=== Task objective ===
From the listing below, tally the lines that include "point". Return only the total.

[Start Task inputs]

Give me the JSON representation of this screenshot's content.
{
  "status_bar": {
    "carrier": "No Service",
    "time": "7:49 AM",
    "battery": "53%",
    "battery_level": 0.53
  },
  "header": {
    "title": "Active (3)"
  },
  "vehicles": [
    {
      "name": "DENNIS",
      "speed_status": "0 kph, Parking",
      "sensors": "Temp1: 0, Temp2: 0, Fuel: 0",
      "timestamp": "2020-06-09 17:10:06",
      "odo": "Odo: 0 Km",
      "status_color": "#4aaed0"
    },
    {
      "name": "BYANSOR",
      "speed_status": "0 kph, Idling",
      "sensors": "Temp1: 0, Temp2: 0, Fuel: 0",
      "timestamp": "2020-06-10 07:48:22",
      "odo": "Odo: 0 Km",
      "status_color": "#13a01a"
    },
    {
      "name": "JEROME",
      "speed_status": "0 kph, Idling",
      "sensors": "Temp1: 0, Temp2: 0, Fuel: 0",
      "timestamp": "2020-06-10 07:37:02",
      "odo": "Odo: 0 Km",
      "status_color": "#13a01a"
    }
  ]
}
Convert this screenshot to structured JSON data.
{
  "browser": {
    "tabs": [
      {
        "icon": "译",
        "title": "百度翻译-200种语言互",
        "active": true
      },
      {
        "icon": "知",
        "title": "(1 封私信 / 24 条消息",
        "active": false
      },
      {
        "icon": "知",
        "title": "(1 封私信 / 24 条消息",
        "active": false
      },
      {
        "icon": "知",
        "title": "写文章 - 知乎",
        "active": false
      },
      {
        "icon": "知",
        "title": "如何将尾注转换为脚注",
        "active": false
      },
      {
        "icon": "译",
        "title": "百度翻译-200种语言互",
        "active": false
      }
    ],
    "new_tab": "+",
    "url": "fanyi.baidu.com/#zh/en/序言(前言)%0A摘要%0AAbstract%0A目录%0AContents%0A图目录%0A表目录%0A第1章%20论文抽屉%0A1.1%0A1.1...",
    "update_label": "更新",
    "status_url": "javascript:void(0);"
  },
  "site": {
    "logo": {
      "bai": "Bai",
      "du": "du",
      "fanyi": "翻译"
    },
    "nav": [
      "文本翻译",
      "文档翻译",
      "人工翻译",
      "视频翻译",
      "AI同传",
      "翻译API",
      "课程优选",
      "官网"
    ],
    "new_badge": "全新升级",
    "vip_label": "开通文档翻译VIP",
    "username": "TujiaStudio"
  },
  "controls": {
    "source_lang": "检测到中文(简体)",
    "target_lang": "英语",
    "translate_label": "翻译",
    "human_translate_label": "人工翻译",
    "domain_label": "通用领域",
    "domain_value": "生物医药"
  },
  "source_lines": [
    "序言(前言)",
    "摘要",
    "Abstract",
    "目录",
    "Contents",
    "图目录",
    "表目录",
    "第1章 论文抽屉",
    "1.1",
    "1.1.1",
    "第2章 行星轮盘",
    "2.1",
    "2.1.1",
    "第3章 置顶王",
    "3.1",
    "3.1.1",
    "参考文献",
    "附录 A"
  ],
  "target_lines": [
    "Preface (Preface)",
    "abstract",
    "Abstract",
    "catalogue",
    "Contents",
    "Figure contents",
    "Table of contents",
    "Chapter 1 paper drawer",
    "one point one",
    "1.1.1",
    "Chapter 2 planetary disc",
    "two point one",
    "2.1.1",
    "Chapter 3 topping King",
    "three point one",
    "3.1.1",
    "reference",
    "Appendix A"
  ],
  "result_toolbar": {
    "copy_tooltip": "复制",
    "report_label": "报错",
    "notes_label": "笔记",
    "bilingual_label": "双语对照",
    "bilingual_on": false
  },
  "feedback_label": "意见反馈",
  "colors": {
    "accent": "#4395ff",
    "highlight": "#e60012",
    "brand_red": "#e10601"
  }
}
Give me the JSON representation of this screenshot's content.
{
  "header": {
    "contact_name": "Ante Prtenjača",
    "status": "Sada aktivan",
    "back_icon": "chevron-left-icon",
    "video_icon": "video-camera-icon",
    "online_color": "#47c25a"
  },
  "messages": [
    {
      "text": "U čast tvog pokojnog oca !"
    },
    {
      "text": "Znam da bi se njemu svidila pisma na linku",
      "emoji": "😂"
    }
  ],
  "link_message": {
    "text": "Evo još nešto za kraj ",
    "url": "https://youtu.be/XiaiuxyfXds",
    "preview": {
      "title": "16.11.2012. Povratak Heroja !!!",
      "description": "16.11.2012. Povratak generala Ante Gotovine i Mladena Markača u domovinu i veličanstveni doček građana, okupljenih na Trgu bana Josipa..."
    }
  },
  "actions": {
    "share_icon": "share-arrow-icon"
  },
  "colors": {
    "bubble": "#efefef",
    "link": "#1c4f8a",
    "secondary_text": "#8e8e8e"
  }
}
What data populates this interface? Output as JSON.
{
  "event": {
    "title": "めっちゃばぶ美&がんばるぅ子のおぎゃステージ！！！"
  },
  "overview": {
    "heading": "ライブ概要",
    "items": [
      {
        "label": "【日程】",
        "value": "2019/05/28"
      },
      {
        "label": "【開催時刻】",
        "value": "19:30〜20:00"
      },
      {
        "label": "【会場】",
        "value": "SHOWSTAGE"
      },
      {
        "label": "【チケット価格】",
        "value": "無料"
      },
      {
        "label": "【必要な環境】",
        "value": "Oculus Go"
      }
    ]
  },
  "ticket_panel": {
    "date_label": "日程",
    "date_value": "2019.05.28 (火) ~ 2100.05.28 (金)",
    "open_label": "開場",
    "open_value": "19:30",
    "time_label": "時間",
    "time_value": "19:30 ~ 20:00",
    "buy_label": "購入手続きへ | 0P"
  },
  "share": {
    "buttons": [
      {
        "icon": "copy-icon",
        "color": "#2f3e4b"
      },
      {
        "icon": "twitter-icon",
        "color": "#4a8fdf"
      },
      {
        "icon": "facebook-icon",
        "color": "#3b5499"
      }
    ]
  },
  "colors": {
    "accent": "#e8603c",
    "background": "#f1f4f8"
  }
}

[End Task inputs]

=== Answer to this problem ===
3